— REQUEST —
Reproduce the listing below verbatim.

— INFORMATION PROVIDED —
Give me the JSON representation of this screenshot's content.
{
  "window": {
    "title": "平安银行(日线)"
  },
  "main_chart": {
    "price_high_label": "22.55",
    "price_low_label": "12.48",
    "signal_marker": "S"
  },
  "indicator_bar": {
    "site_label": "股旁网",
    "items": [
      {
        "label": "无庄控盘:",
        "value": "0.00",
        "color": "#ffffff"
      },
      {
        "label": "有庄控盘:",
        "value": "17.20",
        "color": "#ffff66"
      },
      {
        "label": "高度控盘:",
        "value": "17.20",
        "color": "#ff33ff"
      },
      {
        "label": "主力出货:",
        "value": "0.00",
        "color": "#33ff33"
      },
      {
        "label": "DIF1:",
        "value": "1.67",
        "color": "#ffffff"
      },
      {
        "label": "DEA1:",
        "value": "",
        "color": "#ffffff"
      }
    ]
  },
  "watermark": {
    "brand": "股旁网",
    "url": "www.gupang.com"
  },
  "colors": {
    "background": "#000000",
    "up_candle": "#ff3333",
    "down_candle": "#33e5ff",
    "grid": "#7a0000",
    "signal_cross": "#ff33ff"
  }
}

— RESPONSE —
Give me the JSON representation of this screenshot's content.
{
  "window": {
    "title": "平安银行(日线)"
  },
  "main_chart": {
    "price_high_label": "22.55",
    "price_low_label": "12.48",
    "signal_marker": "S"
  },
  "indicator_bar": {
    "site_label": "股旁网",
    "items": [
      {
        "label": "无庄控盘:",
        "value": "0.00",
        "color": "#ffffff"
      },
      {
        "label": "有庄控盘:",
        "value": "17.20",
        "color": "#ffff66"
      },
      {
        "label": "高度控盘:",
        "value": "17.20",
        "color": "#ff33ff"
      },
      {
        "label": "主力出货:",
        "value": "0.00",
        "color": "#33ff33"
      },
      {
        "label": "DIF1:",
        "value": "1.67",
        "color": "#ffffff"
      },
      {
        "label": "DEA1:",
        "value": "",
        "color": "#ffffff"
      }
    ]
  },
  "watermark": {
    "brand": "股旁网",
    "url": "www.gupang.com"
  },
  "colors": {
    "background": "#000000",
    "up_candle": "#ff3333",
    "down_candle": "#33e5ff",
    "grid": "#7a0000",
    "signal_cross": "#ff33ff"
  }
}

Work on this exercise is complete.